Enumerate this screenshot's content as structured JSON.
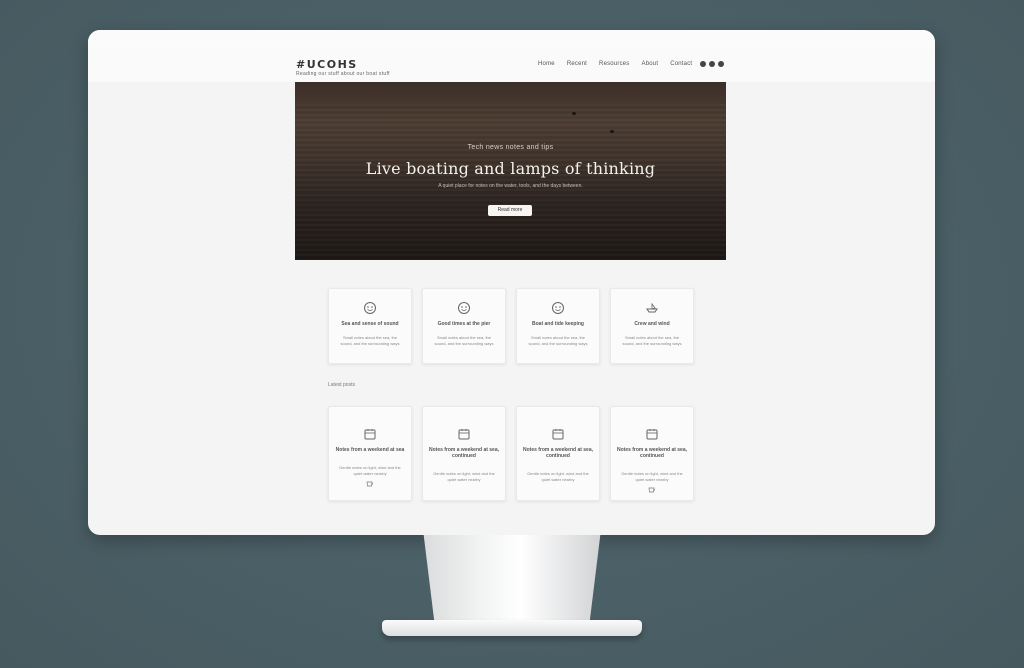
{
  "site": {
    "logo": "#UCOHS",
    "tagline": "Reading our stuff about our boat stuff"
  },
  "nav": {
    "items": [
      "Home",
      "Recent",
      "Resources",
      "About",
      "Contact"
    ]
  },
  "hero": {
    "eyebrow": "Tech news notes and tips",
    "title": "Live boating and lamps of thinking",
    "subtitle": "A quiet place for notes on the water, tools, and the days between.",
    "button": "Read more"
  },
  "features": [
    {
      "icon": "face-icon",
      "title": "Sea and sense of sound",
      "desc": "Small notes about the sea, the sound, and the surrounding ways"
    },
    {
      "icon": "face-icon",
      "title": "Good times at the pier",
      "desc": "Small notes about the sea, the sound, and the surrounding ways"
    },
    {
      "icon": "face-icon",
      "title": "Boat and tide keeping",
      "desc": "Small notes about the sea, the sound, and the surrounding ways"
    },
    {
      "icon": "boat-icon",
      "title": "Crew and wind",
      "desc": "Small notes about the sea, the sound, and the surrounding ways"
    }
  ],
  "section_label": "Latest posts",
  "posts": [
    {
      "icon": "calendar-icon",
      "title": "Notes from a weekend at sea",
      "desc": "Gentle notes on light, wind and the quiet water nearby"
    },
    {
      "icon": "calendar-icon",
      "title": "Notes from a weekend at sea, continued",
      "desc": "Gentle notes on light, wind and the quiet water nearby"
    },
    {
      "icon": "calendar-icon",
      "title": "Notes from a weekend at sea, continued",
      "desc": "Gentle notes on light, wind and the quiet water nearby"
    },
    {
      "icon": "calendar-icon",
      "title": "Notes from a weekend at sea, continued",
      "desc": "Gentle notes on light, wind and the quiet water nearby"
    }
  ]
}
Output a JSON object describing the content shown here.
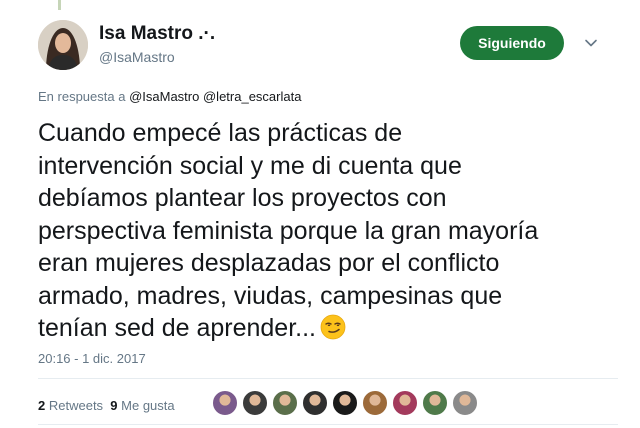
{
  "author": {
    "name": "Isa Mastro .·.",
    "handle": "@IsaMastro"
  },
  "follow_button": {
    "label": "Siguiendo",
    "color": "#1e7a3a"
  },
  "menu": {
    "icon": "chevron-down-icon"
  },
  "reply_context": {
    "prefix": "En respuesta a",
    "mentions": [
      "@IsaMastro",
      "@letra_escarlata"
    ]
  },
  "tweet": {
    "lines": [
      "Cuando empecé las prácticas de",
      "intervención social y me di cuenta que",
      "debíamos plantear los proyectos con",
      "perspectiva feminista porque la gran mayoría",
      "eran mujeres desplazadas por el conflicto",
      "armado, madres, viudas, campesinas que",
      "tenían sed de aprender..."
    ],
    "emoji": "smirking-face-emoji",
    "timestamp": "20:16 - 1 dic. 2017"
  },
  "stats": {
    "retweets_count": "2",
    "retweets_label": "Retweets",
    "likes_count": "9",
    "likes_label": "Me gusta"
  },
  "likers": [
    {
      "color": "#7a5a8c"
    },
    {
      "color": "#3b3b3b"
    },
    {
      "color": "#5a6e4a"
    },
    {
      "color": "#2f2f2f"
    },
    {
      "color": "#1a1a1a"
    },
    {
      "color": "#9c6a3a"
    },
    {
      "color": "#a33a5c"
    },
    {
      "color": "#4f7a4a"
    },
    {
      "color": "#8a8a8a"
    }
  ]
}
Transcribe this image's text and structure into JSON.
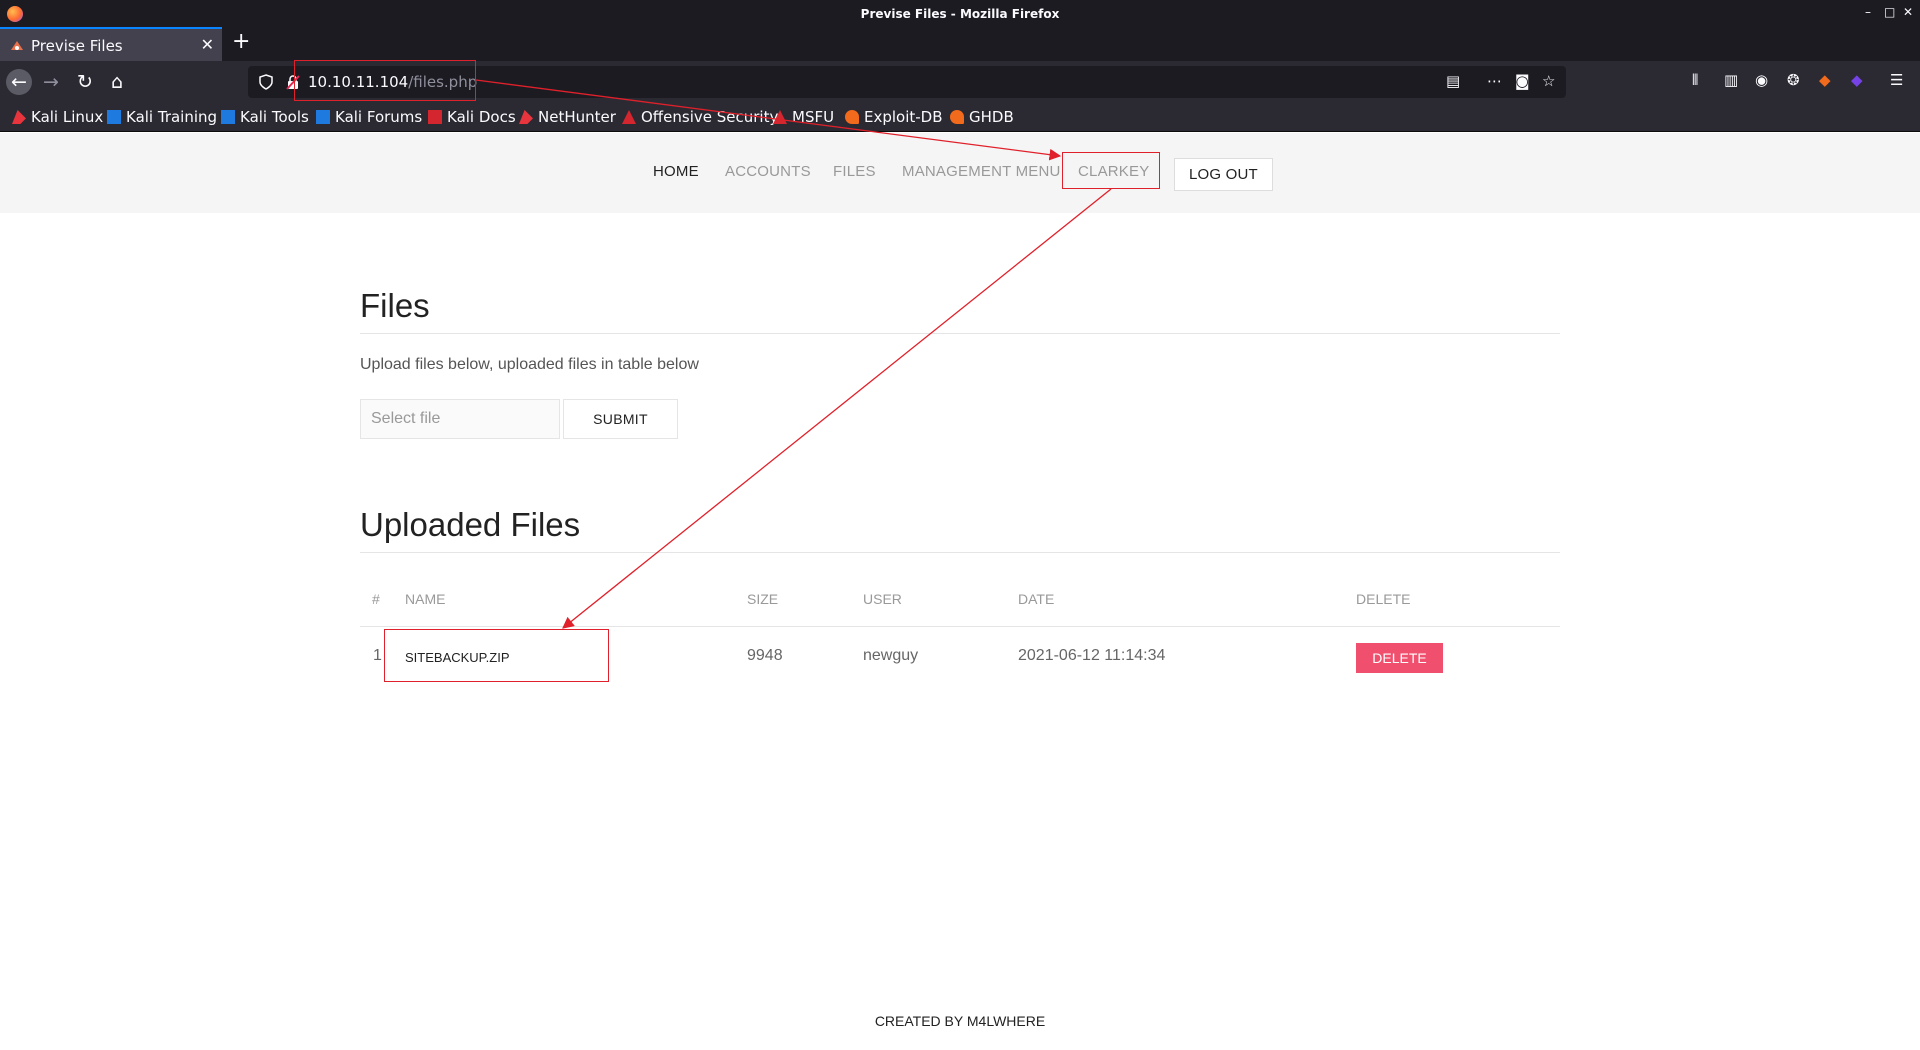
{
  "window": {
    "title": "Previse Files - Mozilla Firefox"
  },
  "tab": {
    "title": "Previse Files",
    "close": "✕"
  },
  "newtab": "+",
  "url": {
    "host": "10.10.11.104",
    "path": "/files.php"
  },
  "bookmarks": [
    {
      "label": "Kali Linux",
      "icon": "kali-dragon-icon",
      "color": "#e8343c"
    },
    {
      "label": "Kali Training",
      "icon": "kali-training-icon",
      "color": "#1f7ae0"
    },
    {
      "label": "Kali Tools",
      "icon": "kali-tools-icon",
      "color": "#1f7ae0"
    },
    {
      "label": "Kali Forums",
      "icon": "kali-forums-icon",
      "color": "#1f7ae0"
    },
    {
      "label": "Kali Docs",
      "icon": "kali-docs-icon",
      "color": "#d4262e"
    },
    {
      "label": "NetHunter",
      "icon": "nethunter-icon",
      "color": "#e8343c"
    },
    {
      "label": "Offensive Security",
      "icon": "offsec-icon",
      "color": "#d4262e"
    },
    {
      "label": "MSFU",
      "icon": "msfu-icon",
      "color": "#d4262e"
    },
    {
      "label": "Exploit-DB",
      "icon": "exploitdb-icon",
      "color": "#f26a1b"
    },
    {
      "label": "GHDB",
      "icon": "ghdb-icon",
      "color": "#f26a1b"
    }
  ],
  "site_nav": {
    "home": "HOME",
    "accounts": "ACCOUNTS",
    "files": "FILES",
    "management": "MANAGEMENT MENU",
    "user": "CLARKEY",
    "logout": "LOG OUT"
  },
  "files_section": {
    "title": "Files",
    "intro": "Upload files below, uploaded files in table below",
    "file_placeholder": "Select file",
    "submit": "SUBMIT"
  },
  "uploaded": {
    "title": "Uploaded Files",
    "columns": [
      "#",
      "NAME",
      "SIZE",
      "USER",
      "DATE",
      "DELETE"
    ],
    "rows": [
      {
        "num": "1",
        "name": "SITEBACKUP.ZIP",
        "size": "9948",
        "user": "newguy",
        "date": "2021-06-12 11:14:34",
        "action": "DELETE"
      }
    ]
  },
  "footer": "CREATED BY M4LWHERE",
  "colors": {
    "accent": "#f0506e",
    "annotation": "#e0202a",
    "browser_dark": "#2b2a33"
  }
}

-------------------------

REQUIRED TASK. Make an exact copy of the whole listing, but don't bring over any pictures.

THE COMPLETED TASK.
Enumerate this screenshot's content as structured JSON.
{
  "site": {
    "logo": "#UCOHS",
    "tagline": "Reading our stuff about our boat stuff"
  },
  "nav": {
    "items": [
      "Home",
      "Recent",
      "Resources",
      "About",
      "Contact"
    ]
  },
  "hero": {
    "eyebrow": "Tech news notes and tips",
    "title": "Live boating and lamps of thinking",
    "subtitle": "A quiet place for notes on the water, tools, and the days between.",
    "button": "Read more"
  },
  "features": [
    {
      "icon": "face-icon",
      "title": "Sea and sense of sound",
      "desc": "Small notes about the sea, the sound, and the surrounding ways"
    },
    {
      "icon": "face-icon",
      "title": "Good times at the pier",
      "desc": "Small notes about the sea, the sound, and the surrounding ways"
    },
    {
      "icon": "face-icon",
      "title": "Boat and tide keeping",
      "desc": "Small notes about the sea, the sound, and the surrounding ways"
    },
    {
      "icon": "boat-icon",
      "title": "Crew and wind",
      "desc": "Small notes about the sea, the sound, and the surrounding ways"
    }
  ],
  "section_label": "Latest posts",
  "posts": [
    {
      "icon": "calendar-icon",
      "title": "Notes from a weekend at sea",
      "desc": "Gentle notes on light, wind and the quiet water nearby"
    },
    {
      "icon": "calendar-icon",
      "title": "Notes from a weekend at sea, continued",
      "desc": "Gentle notes on light, wind and the quiet water nearby"
    },
    {
      "icon": "calendar-icon",
      "title": "Notes from a weekend at sea, continued",
      "desc": "Gentle notes on light, wind and the quiet water nearby"
    },
    {
      "icon": "calendar-icon",
      "title": "Notes from a weekend at sea, continued",
      "desc": "Gentle notes on light, wind and the quiet water nearby"
    }
  ]
}
Output a JSON object describing the content shown here.
{
  "author": {
    "name": "Isa Mastro .·.",
    "handle": "@IsaMastro"
  },
  "follow_button": {
    "label": "Siguiendo",
    "color": "#1e7a3a"
  },
  "menu": {
    "icon": "chevron-down-icon"
  },
  "reply_context": {
    "prefix": "En respuesta a",
    "mentions": [
      "@IsaMastro",
      "@letra_escarlata"
    ]
  },
  "tweet": {
    "lines": [
      "Cuando empecé las prácticas de",
      "intervención social y me di cuenta que",
      "debíamos plantear los proyectos con",
      "perspectiva feminista porque la gran mayoría",
      "eran mujeres desplazadas por el conflicto",
      "armado, madres, viudas, campesinas que",
      "tenían sed de aprender..."
    ],
    "emoji": "smirking-face-emoji",
    "timestamp": "20:16 - 1 dic. 2017"
  },
  "stats": {
    "retweets_count": "2",
    "retweets_label": "Retweets",
    "likes_count": "9",
    "likes_label": "Me gusta"
  },
  "likers": [
    {
      "color": "#7a5a8c"
    },
    {
      "color": "#3b3b3b"
    },
    {
      "color": "#5a6e4a"
    },
    {
      "color": "#2f2f2f"
    },
    {
      "color": "#1a1a1a"
    },
    {
      "color": "#9c6a3a"
    },
    {
      "color": "#a33a5c"
    },
    {
      "color": "#4f7a4a"
    },
    {
      "color": "#8a8a8a"
    }
  ]
}
Transcribe this image's text and structure into JSON.
{
  "window": {
    "title": "Previse Files - Mozilla Firefox"
  },
  "tab": {
    "title": "Previse Files",
    "close": "✕"
  },
  "newtab": "+",
  "url": {
    "host": "10.10.11.104",
    "path": "/files.php"
  },
  "bookmarks": [
    {
      "label": "Kali Linux",
      "icon": "kali-dragon-icon",
      "color": "#e8343c"
    },
    {
      "label": "Kali Training",
      "icon": "kali-training-icon",
      "color": "#1f7ae0"
    },
    {
      "label": "Kali Tools",
      "icon": "kali-tools-icon",
      "color": "#1f7ae0"
    },
    {
      "label": "Kali Forums",
      "icon": "kali-forums-icon",
      "color": "#1f7ae0"
    },
    {
      "label": "Kali Docs",
      "icon": "kali-docs-icon",
      "color": "#d4262e"
    },
    {
      "label": "NetHunter",
      "icon": "nethunter-icon",
      "color": "#e8343c"
    },
    {
      "label": "Offensive Security",
      "icon": "offsec-icon",
      "color": "#d4262e"
    },
    {
      "label": "MSFU",
      "icon": "msfu-icon",
      "color": "#d4262e"
    },
    {
      "label": "Exploit-DB",
      "icon": "exploitdb-icon",
      "color": "#f26a1b"
    },
    {
      "label": "GHDB",
      "icon": "ghdb-icon",
      "color": "#f26a1b"
    }
  ],
  "site_nav": {
    "home": "HOME",
    "accounts": "ACCOUNTS",
    "files": "FILES",
    "management": "MANAGEMENT MENU",
    "user": "CLARKEY",
    "logout": "LOG OUT"
  },
  "files_section": {
    "title": "Files",
    "intro": "Upload files below, uploaded files in table below",
    "file_placeholder": "Select file",
    "submit": "SUBMIT"
  },
  "uploaded": {
    "title": "Uploaded Files",
    "columns": [
      "#",
      "NAME",
      "SIZE",
      "USER",
      "DATE",
      "DELETE"
    ],
    "rows": [
      {
        "num": "1",
        "name": "SITEBACKUP.ZIP",
        "size": "9948",
        "user": "newguy",
        "date": "2021-06-12 11:14:34",
        "action": "DELETE"
      }
    ]
  },
  "footer": "CREATED BY M4LWHERE",
  "colors": {
    "accent": "#f0506e",
    "annotation": "#e0202a",
    "browser_dark": "#2b2a33"
  }
}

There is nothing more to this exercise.